→ **Aim of the task**:
Gather every line holding the string "statement".

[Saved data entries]
##########
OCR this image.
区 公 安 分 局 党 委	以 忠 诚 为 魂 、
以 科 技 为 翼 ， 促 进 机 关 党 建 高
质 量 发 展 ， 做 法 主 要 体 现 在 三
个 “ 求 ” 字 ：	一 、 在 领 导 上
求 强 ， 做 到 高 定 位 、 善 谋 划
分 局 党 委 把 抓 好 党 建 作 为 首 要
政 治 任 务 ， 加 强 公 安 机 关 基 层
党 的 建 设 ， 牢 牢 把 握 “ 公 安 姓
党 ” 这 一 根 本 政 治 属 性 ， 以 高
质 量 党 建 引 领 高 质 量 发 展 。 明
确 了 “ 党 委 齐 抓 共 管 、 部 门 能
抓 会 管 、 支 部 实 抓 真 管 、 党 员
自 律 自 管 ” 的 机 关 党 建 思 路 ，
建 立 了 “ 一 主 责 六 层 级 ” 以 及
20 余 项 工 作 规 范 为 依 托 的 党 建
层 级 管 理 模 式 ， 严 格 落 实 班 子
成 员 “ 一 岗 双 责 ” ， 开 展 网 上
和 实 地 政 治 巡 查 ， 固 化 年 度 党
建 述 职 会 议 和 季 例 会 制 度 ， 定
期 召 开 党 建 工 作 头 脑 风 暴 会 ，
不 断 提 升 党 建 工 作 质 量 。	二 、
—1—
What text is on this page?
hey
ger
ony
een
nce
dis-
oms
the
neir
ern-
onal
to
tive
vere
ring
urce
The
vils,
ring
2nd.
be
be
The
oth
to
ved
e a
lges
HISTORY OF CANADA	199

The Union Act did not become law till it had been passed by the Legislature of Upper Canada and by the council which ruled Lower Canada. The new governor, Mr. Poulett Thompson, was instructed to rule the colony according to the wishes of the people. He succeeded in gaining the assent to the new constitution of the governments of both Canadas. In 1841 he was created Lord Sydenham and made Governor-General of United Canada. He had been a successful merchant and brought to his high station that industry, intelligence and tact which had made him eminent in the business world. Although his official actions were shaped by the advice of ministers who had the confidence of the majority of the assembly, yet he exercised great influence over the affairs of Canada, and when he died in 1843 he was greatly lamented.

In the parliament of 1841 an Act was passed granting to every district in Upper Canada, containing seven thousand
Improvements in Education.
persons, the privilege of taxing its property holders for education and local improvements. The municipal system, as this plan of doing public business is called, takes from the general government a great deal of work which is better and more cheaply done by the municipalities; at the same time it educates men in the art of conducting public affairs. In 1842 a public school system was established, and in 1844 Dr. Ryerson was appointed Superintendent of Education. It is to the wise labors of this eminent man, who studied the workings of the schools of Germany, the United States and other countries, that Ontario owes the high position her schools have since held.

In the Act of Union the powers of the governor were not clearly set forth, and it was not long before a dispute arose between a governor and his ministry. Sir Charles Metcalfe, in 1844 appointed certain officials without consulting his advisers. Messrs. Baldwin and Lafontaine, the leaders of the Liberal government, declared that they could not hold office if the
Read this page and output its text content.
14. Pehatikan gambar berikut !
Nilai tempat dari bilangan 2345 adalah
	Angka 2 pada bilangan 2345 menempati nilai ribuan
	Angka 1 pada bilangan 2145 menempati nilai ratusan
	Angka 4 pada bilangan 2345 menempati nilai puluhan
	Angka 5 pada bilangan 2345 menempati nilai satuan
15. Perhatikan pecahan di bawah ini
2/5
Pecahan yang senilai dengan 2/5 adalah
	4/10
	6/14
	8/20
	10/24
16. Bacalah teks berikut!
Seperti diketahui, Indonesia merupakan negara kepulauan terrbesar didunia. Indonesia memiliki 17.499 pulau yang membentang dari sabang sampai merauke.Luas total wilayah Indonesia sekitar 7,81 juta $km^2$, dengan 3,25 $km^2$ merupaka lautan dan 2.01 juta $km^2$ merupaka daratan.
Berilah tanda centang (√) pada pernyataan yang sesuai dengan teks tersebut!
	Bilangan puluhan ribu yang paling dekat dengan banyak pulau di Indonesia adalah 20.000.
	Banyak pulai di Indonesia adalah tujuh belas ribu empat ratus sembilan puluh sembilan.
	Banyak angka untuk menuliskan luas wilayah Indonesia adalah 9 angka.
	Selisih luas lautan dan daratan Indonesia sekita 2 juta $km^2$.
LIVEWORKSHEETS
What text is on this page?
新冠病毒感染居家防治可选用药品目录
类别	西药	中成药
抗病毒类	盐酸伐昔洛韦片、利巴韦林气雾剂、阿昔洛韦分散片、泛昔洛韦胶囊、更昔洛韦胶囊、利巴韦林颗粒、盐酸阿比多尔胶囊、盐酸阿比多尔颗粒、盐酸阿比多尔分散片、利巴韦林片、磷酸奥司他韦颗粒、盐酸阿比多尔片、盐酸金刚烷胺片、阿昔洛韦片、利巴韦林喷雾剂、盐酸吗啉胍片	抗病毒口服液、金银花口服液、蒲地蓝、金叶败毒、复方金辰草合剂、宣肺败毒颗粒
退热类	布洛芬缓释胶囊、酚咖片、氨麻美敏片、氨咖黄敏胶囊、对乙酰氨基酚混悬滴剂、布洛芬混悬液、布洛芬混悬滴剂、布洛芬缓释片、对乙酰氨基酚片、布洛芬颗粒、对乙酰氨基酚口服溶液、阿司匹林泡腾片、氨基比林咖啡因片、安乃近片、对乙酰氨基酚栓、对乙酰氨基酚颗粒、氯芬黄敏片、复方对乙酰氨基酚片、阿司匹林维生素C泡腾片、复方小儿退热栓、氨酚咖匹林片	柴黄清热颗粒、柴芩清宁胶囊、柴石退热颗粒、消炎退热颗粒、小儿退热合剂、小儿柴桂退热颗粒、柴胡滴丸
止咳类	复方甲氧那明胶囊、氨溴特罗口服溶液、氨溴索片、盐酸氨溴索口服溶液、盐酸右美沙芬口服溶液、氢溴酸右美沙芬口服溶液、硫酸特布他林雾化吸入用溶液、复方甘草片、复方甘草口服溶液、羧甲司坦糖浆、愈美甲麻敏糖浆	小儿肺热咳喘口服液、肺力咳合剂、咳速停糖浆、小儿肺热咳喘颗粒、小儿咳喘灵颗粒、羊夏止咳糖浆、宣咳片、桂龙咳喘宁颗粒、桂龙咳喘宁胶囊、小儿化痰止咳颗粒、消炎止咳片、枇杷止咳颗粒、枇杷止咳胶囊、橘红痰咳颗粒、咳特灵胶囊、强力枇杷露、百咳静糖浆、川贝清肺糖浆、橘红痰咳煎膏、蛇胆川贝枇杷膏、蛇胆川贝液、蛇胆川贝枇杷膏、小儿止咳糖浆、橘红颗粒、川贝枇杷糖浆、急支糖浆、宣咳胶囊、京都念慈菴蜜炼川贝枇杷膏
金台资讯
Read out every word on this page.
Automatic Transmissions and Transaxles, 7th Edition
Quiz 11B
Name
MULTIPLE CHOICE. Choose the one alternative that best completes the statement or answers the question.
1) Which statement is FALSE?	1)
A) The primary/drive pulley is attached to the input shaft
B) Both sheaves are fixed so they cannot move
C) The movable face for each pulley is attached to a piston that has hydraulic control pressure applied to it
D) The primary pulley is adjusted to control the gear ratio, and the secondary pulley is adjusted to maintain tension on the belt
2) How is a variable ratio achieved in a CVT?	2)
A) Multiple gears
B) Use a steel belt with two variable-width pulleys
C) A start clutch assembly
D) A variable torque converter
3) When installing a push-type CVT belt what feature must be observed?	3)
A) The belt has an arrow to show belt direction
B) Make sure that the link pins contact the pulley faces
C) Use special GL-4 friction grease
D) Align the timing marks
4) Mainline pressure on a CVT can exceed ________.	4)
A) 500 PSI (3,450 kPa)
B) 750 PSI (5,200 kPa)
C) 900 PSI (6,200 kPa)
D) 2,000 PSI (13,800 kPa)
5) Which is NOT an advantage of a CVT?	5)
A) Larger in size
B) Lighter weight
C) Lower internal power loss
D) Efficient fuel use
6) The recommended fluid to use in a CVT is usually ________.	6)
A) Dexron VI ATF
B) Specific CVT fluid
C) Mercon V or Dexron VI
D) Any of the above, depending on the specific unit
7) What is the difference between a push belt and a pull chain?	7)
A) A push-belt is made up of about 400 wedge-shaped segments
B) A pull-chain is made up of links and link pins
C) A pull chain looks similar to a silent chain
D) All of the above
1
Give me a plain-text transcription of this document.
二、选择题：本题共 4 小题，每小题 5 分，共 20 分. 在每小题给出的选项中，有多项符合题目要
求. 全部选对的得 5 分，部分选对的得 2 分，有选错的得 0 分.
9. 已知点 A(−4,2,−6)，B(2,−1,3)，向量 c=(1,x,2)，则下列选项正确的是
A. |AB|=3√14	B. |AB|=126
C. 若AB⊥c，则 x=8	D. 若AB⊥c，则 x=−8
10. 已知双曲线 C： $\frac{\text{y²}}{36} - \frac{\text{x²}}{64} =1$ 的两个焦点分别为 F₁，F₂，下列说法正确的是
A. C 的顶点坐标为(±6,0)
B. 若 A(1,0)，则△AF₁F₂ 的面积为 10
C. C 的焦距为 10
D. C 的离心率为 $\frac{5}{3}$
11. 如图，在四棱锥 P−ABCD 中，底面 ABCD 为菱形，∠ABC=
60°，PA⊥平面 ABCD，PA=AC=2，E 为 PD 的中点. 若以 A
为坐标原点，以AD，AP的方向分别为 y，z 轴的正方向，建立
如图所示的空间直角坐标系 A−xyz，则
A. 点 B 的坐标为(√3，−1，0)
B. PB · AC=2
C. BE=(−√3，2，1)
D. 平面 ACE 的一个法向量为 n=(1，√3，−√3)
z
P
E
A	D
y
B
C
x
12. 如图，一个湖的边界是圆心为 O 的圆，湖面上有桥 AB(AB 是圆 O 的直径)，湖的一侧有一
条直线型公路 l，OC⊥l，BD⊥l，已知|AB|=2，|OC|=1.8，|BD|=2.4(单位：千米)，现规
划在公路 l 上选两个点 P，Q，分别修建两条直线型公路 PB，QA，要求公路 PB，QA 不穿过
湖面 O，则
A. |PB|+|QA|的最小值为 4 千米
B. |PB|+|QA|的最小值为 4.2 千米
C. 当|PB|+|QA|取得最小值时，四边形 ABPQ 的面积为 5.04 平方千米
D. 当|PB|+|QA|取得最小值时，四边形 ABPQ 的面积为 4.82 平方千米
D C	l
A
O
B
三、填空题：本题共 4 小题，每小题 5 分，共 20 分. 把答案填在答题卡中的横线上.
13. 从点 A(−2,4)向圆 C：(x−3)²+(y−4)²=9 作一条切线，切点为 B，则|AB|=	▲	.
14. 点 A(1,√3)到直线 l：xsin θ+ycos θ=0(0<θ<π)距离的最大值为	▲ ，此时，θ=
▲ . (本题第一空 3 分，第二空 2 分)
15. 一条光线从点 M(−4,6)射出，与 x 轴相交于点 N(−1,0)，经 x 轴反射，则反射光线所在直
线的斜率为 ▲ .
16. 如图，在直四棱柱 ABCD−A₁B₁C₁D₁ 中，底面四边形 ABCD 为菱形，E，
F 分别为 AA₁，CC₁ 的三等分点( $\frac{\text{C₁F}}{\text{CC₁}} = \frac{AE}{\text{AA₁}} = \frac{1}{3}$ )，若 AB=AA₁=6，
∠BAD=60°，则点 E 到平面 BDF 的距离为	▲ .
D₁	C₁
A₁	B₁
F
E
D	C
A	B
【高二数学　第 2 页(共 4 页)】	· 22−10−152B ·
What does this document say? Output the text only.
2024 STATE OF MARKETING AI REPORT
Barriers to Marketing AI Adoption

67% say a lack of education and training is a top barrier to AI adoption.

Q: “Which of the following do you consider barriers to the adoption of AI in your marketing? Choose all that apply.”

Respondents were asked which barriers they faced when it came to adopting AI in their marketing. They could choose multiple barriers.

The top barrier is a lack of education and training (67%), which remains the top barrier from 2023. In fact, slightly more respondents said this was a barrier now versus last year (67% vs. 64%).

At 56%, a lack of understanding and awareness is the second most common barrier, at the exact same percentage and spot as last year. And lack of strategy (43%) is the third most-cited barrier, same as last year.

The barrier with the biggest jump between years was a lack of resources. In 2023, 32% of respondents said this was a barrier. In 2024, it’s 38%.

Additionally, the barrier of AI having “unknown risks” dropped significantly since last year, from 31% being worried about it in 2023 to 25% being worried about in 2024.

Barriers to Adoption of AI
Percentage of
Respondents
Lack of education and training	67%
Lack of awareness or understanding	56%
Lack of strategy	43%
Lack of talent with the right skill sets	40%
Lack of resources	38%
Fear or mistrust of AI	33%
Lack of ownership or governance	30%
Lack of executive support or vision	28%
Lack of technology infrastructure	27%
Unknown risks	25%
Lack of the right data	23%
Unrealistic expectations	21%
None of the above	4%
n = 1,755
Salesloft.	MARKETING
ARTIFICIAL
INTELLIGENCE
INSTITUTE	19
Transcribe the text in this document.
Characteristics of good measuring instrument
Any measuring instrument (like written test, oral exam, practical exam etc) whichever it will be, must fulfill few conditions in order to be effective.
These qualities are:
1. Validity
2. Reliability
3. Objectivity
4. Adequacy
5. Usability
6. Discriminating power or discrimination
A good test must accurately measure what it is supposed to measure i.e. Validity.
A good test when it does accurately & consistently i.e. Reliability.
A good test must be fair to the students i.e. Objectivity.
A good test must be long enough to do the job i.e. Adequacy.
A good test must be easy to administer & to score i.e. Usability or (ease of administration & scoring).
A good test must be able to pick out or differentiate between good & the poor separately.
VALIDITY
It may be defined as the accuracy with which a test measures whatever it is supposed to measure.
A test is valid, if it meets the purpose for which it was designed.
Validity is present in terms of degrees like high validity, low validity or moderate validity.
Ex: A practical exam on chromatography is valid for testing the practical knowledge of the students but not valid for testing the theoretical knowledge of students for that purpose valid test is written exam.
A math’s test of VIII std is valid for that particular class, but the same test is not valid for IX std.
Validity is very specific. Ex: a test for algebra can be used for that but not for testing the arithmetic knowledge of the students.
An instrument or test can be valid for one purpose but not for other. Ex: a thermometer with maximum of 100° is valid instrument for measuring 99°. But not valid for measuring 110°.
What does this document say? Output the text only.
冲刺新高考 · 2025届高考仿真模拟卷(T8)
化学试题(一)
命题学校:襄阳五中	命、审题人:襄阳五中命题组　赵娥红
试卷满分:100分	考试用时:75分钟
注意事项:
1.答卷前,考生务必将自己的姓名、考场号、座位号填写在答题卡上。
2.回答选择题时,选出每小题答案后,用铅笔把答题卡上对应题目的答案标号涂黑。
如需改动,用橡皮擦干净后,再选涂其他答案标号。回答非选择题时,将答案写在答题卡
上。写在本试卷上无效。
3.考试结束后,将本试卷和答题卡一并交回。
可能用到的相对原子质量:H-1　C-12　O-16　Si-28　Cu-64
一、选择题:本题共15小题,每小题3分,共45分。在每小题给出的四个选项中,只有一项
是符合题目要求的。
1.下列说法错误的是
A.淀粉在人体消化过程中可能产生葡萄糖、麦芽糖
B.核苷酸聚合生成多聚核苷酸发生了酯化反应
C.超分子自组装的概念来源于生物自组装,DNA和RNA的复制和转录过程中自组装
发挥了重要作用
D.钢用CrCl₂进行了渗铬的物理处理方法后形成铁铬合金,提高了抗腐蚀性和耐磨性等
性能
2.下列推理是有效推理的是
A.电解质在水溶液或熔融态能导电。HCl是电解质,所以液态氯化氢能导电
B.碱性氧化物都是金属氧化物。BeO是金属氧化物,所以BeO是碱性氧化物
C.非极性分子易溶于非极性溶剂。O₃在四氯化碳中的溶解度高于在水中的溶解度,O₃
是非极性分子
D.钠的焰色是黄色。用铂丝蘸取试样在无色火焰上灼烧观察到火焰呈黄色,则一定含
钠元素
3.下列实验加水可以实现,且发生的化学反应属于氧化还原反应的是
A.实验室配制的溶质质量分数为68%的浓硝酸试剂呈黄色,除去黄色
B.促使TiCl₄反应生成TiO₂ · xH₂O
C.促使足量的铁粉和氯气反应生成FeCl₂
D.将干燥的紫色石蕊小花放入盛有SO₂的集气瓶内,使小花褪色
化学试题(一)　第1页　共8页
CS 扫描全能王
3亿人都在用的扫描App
##########
→ **Result**:
MULTIPLE CHOICE. Choose the one alternative that best completes the statement or answers the question.
1) Which statement is FALSE?	1)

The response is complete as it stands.